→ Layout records
========

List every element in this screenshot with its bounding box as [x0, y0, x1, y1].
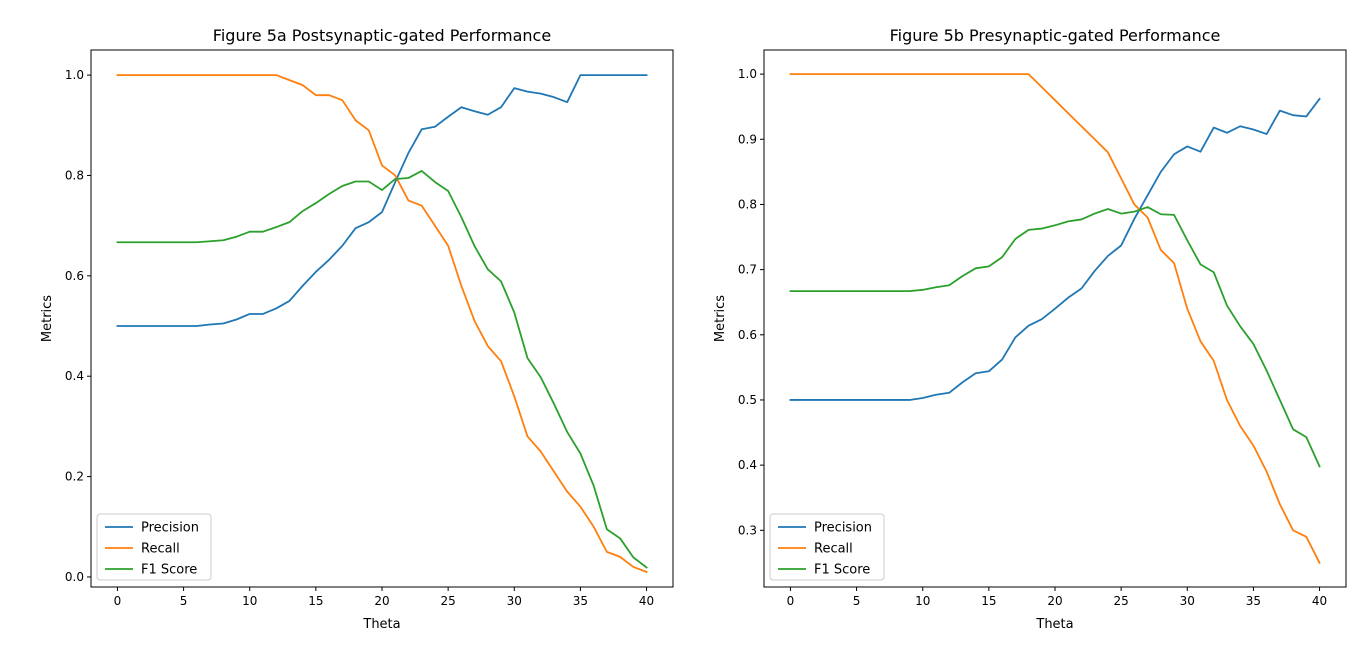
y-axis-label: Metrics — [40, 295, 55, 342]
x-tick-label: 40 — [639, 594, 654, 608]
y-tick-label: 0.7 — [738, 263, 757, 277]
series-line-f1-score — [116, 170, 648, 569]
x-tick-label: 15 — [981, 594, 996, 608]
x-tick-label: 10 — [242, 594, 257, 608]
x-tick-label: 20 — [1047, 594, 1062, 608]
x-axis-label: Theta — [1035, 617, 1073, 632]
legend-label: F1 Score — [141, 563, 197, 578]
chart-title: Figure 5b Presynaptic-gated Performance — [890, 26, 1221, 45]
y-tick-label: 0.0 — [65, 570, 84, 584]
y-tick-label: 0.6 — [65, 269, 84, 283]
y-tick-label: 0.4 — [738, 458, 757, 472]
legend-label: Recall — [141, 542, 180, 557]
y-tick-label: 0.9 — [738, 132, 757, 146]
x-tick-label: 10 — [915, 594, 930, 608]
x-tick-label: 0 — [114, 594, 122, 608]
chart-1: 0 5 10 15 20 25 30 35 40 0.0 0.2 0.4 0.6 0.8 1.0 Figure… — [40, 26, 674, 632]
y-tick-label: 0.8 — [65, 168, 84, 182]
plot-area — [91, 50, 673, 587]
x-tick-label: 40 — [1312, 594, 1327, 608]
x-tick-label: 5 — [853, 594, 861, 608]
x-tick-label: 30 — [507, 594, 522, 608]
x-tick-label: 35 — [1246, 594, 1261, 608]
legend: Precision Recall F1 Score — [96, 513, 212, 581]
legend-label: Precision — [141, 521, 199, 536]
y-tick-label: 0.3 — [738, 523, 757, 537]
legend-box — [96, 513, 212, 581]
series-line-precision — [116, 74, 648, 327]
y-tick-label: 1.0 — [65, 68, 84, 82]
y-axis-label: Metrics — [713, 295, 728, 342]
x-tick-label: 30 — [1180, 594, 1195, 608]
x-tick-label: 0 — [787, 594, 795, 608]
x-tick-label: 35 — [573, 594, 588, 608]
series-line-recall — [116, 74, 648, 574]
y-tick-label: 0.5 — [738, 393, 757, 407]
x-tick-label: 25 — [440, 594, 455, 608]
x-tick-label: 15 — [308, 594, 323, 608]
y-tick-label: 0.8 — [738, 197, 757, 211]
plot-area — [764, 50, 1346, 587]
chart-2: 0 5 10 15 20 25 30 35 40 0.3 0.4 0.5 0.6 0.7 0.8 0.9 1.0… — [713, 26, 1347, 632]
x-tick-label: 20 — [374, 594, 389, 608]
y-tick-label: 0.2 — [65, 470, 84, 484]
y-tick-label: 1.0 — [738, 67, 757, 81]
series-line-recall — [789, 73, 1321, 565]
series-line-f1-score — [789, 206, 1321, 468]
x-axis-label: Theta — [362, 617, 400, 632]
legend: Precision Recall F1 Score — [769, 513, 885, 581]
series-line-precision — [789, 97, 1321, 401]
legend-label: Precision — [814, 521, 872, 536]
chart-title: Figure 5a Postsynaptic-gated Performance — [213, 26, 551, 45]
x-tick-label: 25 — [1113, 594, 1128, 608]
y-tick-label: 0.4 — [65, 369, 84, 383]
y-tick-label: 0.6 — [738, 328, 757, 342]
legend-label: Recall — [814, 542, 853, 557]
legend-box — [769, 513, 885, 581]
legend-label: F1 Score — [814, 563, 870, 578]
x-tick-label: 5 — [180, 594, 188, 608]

========

→ Task to complete
Rewrite the data above, changing "screenshot" to "image" wherever it occurs and keeping everything else the same. Leave the pictures out of your answer.

→ Written answer
List every element in this image with its bounding box as [x0, y0, x1, y1].
y-axis-label: Metrics — [40, 295, 55, 342]
x-tick-label: 40 — [639, 594, 654, 608]
y-tick-label: 0.7 — [738, 263, 757, 277]
series-line-f1-score — [116, 170, 648, 569]
x-tick-label: 15 — [981, 594, 996, 608]
x-tick-label: 10 — [242, 594, 257, 608]
x-tick-label: 20 — [1047, 594, 1062, 608]
x-axis-label: Theta — [1035, 617, 1073, 632]
legend-label: F1 Score — [141, 563, 197, 578]
chart-title: Figure 5b Presynaptic-gated Performance — [890, 26, 1221, 45]
y-tick-label: 0.0 — [65, 570, 84, 584]
y-tick-label: 0.6 — [65, 269, 84, 283]
y-tick-label: 0.4 — [738, 458, 757, 472]
legend-label: Recall — [141, 542, 180, 557]
y-tick-label: 0.9 — [738, 132, 757, 146]
x-tick-label: 10 — [915, 594, 930, 608]
x-tick-label: 0 — [114, 594, 122, 608]
chart-1: 0 5 10 15 20 25 30 35 40 0.0 0.2 0.4 0.6 0.8 1.0 Figure… — [40, 26, 674, 632]
y-tick-label: 0.8 — [65, 168, 84, 182]
plot-area — [91, 50, 673, 587]
x-tick-label: 40 — [1312, 594, 1327, 608]
x-tick-label: 5 — [853, 594, 861, 608]
x-tick-label: 30 — [507, 594, 522, 608]
x-tick-label: 35 — [1246, 594, 1261, 608]
legend: Precision Recall F1 Score — [96, 513, 212, 581]
legend-label: Precision — [141, 521, 199, 536]
y-tick-label: 0.3 — [738, 523, 757, 537]
legend-box — [96, 513, 212, 581]
series-line-precision — [116, 74, 648, 327]
y-tick-label: 1.0 — [65, 68, 84, 82]
y-axis-label: Metrics — [713, 295, 728, 342]
x-tick-label: 30 — [1180, 594, 1195, 608]
x-tick-label: 0 — [787, 594, 795, 608]
x-tick-label: 35 — [573, 594, 588, 608]
series-line-recall — [116, 74, 648, 574]
y-tick-label: 0.5 — [738, 393, 757, 407]
x-tick-label: 25 — [440, 594, 455, 608]
x-tick-label: 15 — [308, 594, 323, 608]
y-tick-label: 0.8 — [738, 197, 757, 211]
plot-area — [764, 50, 1346, 587]
chart-2: 0 5 10 15 20 25 30 35 40 0.3 0.4 0.5 0.6 0.7 0.8 0.9 1.0… — [713, 26, 1347, 632]
x-tick-label: 20 — [374, 594, 389, 608]
y-tick-label: 0.2 — [65, 470, 84, 484]
y-tick-label: 1.0 — [738, 67, 757, 81]
series-line-recall — [789, 73, 1321, 565]
series-line-f1-score — [789, 206, 1321, 468]
x-axis-label: Theta — [362, 617, 400, 632]
legend: Precision Recall F1 Score — [769, 513, 885, 581]
series-line-precision — [789, 97, 1321, 401]
legend-label: Precision — [814, 521, 872, 536]
chart-title: Figure 5a Postsynaptic-gated Performance — [213, 26, 551, 45]
x-tick-label: 25 — [1113, 594, 1128, 608]
y-tick-label: 0.4 — [65, 369, 84, 383]
y-tick-label: 0.6 — [738, 328, 757, 342]
legend-label: Recall — [814, 542, 853, 557]
legend-box — [769, 513, 885, 581]
legend-label: F1 Score — [814, 563, 870, 578]
x-tick-label: 5 — [180, 594, 188, 608]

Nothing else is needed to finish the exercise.